=== What you are asked to do ===
Return each line of the data below exactly, omitting any pictures.

=== Data listing ===

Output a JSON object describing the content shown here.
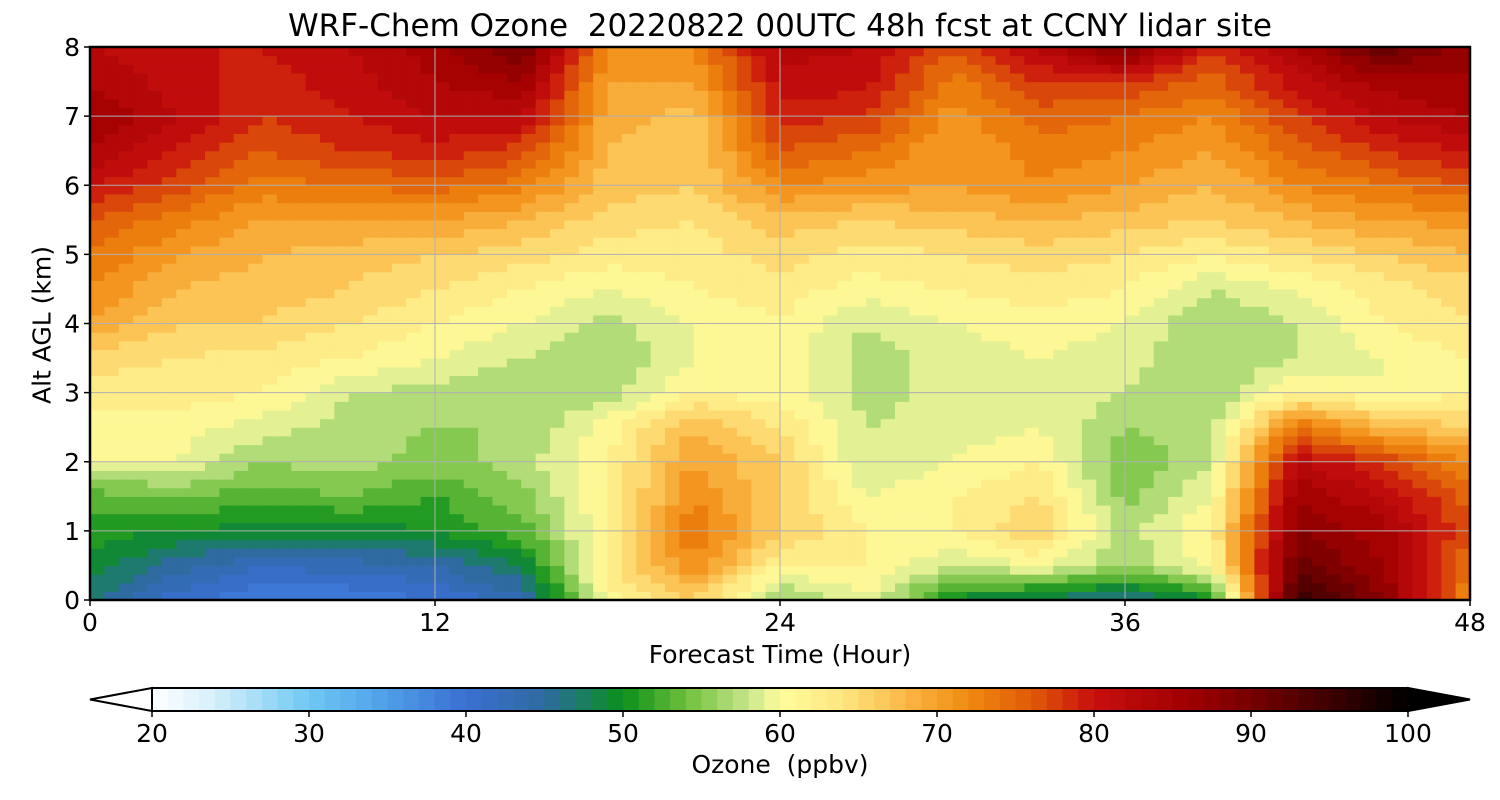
{
  "chart_data": {
    "type": "heatmap",
    "title": "WRF-Chem Ozone  20220822 00UTC 48h fcst at CCNY lidar site",
    "xlabel": "Forecast Time (Hour)",
    "ylabel": "Alt AGL (km)",
    "xlim": [
      0,
      48
    ],
    "ylim": [
      0,
      8
    ],
    "x_ticks": [
      "0",
      "12",
      "24",
      "36",
      "48"
    ],
    "y_ticks": [
      "0",
      "1",
      "2",
      "3",
      "4",
      "5",
      "6",
      "7",
      "8"
    ],
    "grid": true,
    "x": [
      0,
      3,
      6,
      9,
      12,
      15,
      18,
      21,
      24,
      27,
      30,
      33,
      36,
      39,
      42,
      45,
      48
    ],
    "y": [
      0,
      0.5,
      1,
      1.5,
      2,
      2.5,
      3,
      3.5,
      4,
      4.5,
      5,
      5.5,
      6,
      6.5,
      7,
      7.5,
      8
    ],
    "z": [
      [
        47,
        41,
        38,
        38,
        40,
        43,
        61,
        66,
        55,
        60,
        49,
        47,
        45,
        49,
        96,
        88,
        72
      ],
      [
        49,
        45,
        42,
        43,
        44,
        48,
        63,
        72,
        62,
        62,
        58,
        60,
        56,
        61,
        91,
        86,
        74
      ],
      [
        51,
        50,
        49,
        49,
        50,
        53,
        62,
        74,
        66,
        62,
        62,
        66,
        57,
        62,
        88,
        85,
        76
      ],
      [
        53,
        54,
        53,
        54,
        52,
        55,
        62,
        72,
        66,
        60,
        62,
        64,
        55,
        60,
        86,
        82,
        75
      ],
      [
        60,
        60,
        56,
        57,
        55,
        57,
        62,
        70,
        66,
        58,
        60,
        62,
        54,
        58,
        82,
        78,
        72
      ],
      [
        61,
        61,
        59,
        57,
        56,
        56,
        61,
        68,
        64,
        58,
        59,
        60,
        56,
        57,
        74,
        68,
        66
      ],
      [
        63,
        63,
        62,
        58,
        57,
        56,
        57,
        62,
        61,
        57,
        59,
        60,
        58,
        56,
        62,
        60,
        62
      ],
      [
        65,
        64,
        63,
        62,
        60,
        58,
        56,
        60,
        61,
        57,
        59,
        60,
        59,
        56,
        58,
        60,
        62
      ],
      [
        70,
        66,
        66,
        64,
        62,
        60,
        57,
        60,
        62,
        58,
        60,
        61,
        60,
        56,
        58,
        62,
        64
      ],
      [
        72,
        68,
        67,
        66,
        64,
        62,
        60,
        62,
        63,
        61,
        62,
        63,
        62,
        58,
        60,
        63,
        65
      ],
      [
        74,
        70,
        68,
        67,
        66,
        65,
        63,
        63,
        65,
        63,
        64,
        65,
        64,
        62,
        64,
        66,
        68
      ],
      [
        76,
        73,
        70,
        70,
        70,
        68,
        65,
        64,
        67,
        66,
        67,
        68,
        67,
        66,
        68,
        70,
        71
      ],
      [
        80,
        77,
        73,
        74,
        75,
        73,
        67,
        66,
        72,
        71,
        70,
        72,
        70,
        68,
        72,
        74,
        76
      ],
      [
        84,
        80,
        76,
        78,
        79,
        77,
        68,
        66,
        76,
        74,
        70,
        73,
        72,
        70,
        75,
        78,
        80
      ],
      [
        86,
        82,
        78,
        80,
        82,
        82,
        69,
        67,
        79,
        78,
        71,
        75,
        74,
        72,
        78,
        82,
        84
      ],
      [
        84,
        81,
        79,
        81,
        84,
        86,
        70,
        70,
        81,
        81,
        73,
        78,
        78,
        75,
        81,
        85,
        86
      ],
      [
        82,
        80,
        80,
        82,
        85,
        90,
        72,
        72,
        83,
        82,
        76,
        82,
        90,
        78,
        84,
        92,
        86
      ]
    ],
    "colorbar": {
      "label": "Ozone  (ppbv)",
      "min": 20,
      "max": 100,
      "extend": "both",
      "ticks": [
        "20",
        "30",
        "40",
        "50",
        "60",
        "70",
        "80",
        "90",
        "100"
      ],
      "colors": {
        "20": "#ffffff",
        "24": "#d6effb",
        "30": "#6ec8f4",
        "35": "#4f9ee8",
        "40": "#3a6fd2",
        "45": "#2f6aa0",
        "47": "#1e7a6e",
        "50": "#0a8f1a",
        "54": "#6fbf3c",
        "58": "#c8e68c",
        "60": "#fefc9c",
        "64": "#fde680",
        "68": "#fbb746",
        "72": "#f08a10",
        "76": "#e05a08",
        "80": "#c80e0e",
        "86": "#a00000",
        "92": "#600000",
        "100": "#000000"
      }
    }
  }
}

===

=== Response to the exercise ===
Output a JSON object describing the content shown here.
{
  "chart_data": {
    "type": "heatmap",
    "title": "WRF-Chem Ozone  20220822 00UTC 48h fcst at CCNY lidar site",
    "xlabel": "Forecast Time (Hour)",
    "ylabel": "Alt AGL (km)",
    "xlim": [
      0,
      48
    ],
    "ylim": [
      0,
      8
    ],
    "x_ticks": [
      "0",
      "12",
      "24",
      "36",
      "48"
    ],
    "y_ticks": [
      "0",
      "1",
      "2",
      "3",
      "4",
      "5",
      "6",
      "7",
      "8"
    ],
    "grid": true,
    "x": [
      0,
      3,
      6,
      9,
      12,
      15,
      18,
      21,
      24,
      27,
      30,
      33,
      36,
      39,
      42,
      45,
      48
    ],
    "y": [
      0,
      0.5,
      1,
      1.5,
      2,
      2.5,
      3,
      3.5,
      4,
      4.5,
      5,
      5.5,
      6,
      6.5,
      7,
      7.5,
      8
    ],
    "z": [
      [
        47,
        41,
        38,
        38,
        40,
        43,
        61,
        66,
        55,
        60,
        49,
        47,
        45,
        49,
        96,
        88,
        72
      ],
      [
        49,
        45,
        42,
        43,
        44,
        48,
        63,
        72,
        62,
        62,
        58,
        60,
        56,
        61,
        91,
        86,
        74
      ],
      [
        51,
        50,
        49,
        49,
        50,
        53,
        62,
        74,
        66,
        62,
        62,
        66,
        57,
        62,
        88,
        85,
        76
      ],
      [
        53,
        54,
        53,
        54,
        52,
        55,
        62,
        72,
        66,
        60,
        62,
        64,
        55,
        60,
        86,
        82,
        75
      ],
      [
        60,
        60,
        56,
        57,
        55,
        57,
        62,
        70,
        66,
        58,
        60,
        62,
        54,
        58,
        82,
        78,
        72
      ],
      [
        61,
        61,
        59,
        57,
        56,
        56,
        61,
        68,
        64,
        58,
        59,
        60,
        56,
        57,
        74,
        68,
        66
      ],
      [
        63,
        63,
        62,
        58,
        57,
        56,
        57,
        62,
        61,
        57,
        59,
        60,
        58,
        56,
        62,
        60,
        62
      ],
      [
        65,
        64,
        63,
        62,
        60,
        58,
        56,
        60,
        61,
        57,
        59,
        60,
        59,
        56,
        58,
        60,
        62
      ],
      [
        70,
        66,
        66,
        64,
        62,
        60,
        57,
        60,
        62,
        58,
        60,
        61,
        60,
        56,
        58,
        62,
        64
      ],
      [
        72,
        68,
        67,
        66,
        64,
        62,
        60,
        62,
        63,
        61,
        62,
        63,
        62,
        58,
        60,
        63,
        65
      ],
      [
        74,
        70,
        68,
        67,
        66,
        65,
        63,
        63,
        65,
        63,
        64,
        65,
        64,
        62,
        64,
        66,
        68
      ],
      [
        76,
        73,
        70,
        70,
        70,
        68,
        65,
        64,
        67,
        66,
        67,
        68,
        67,
        66,
        68,
        70,
        71
      ],
      [
        80,
        77,
        73,
        74,
        75,
        73,
        67,
        66,
        72,
        71,
        70,
        72,
        70,
        68,
        72,
        74,
        76
      ],
      [
        84,
        80,
        76,
        78,
        79,
        77,
        68,
        66,
        76,
        74,
        70,
        73,
        72,
        70,
        75,
        78,
        80
      ],
      [
        86,
        82,
        78,
        80,
        82,
        82,
        69,
        67,
        79,
        78,
        71,
        75,
        74,
        72,
        78,
        82,
        84
      ],
      [
        84,
        81,
        79,
        81,
        84,
        86,
        70,
        70,
        81,
        81,
        73,
        78,
        78,
        75,
        81,
        85,
        86
      ],
      [
        82,
        80,
        80,
        82,
        85,
        90,
        72,
        72,
        83,
        82,
        76,
        82,
        90,
        78,
        84,
        92,
        86
      ]
    ],
    "colorbar": {
      "label": "Ozone  (ppbv)",
      "min": 20,
      "max": 100,
      "extend": "both",
      "ticks": [
        "20",
        "30",
        "40",
        "50",
        "60",
        "70",
        "80",
        "90",
        "100"
      ],
      "colors": {
        "20": "#ffffff",
        "24": "#d6effb",
        "30": "#6ec8f4",
        "35": "#4f9ee8",
        "40": "#3a6fd2",
        "45": "#2f6aa0",
        "47": "#1e7a6e",
        "50": "#0a8f1a",
        "54": "#6fbf3c",
        "58": "#c8e68c",
        "60": "#fefc9c",
        "64": "#fde680",
        "68": "#fbb746",
        "72": "#f08a10",
        "76": "#e05a08",
        "80": "#c80e0e",
        "86": "#a00000",
        "92": "#600000",
        "100": "#000000"
      }
    }
  }
}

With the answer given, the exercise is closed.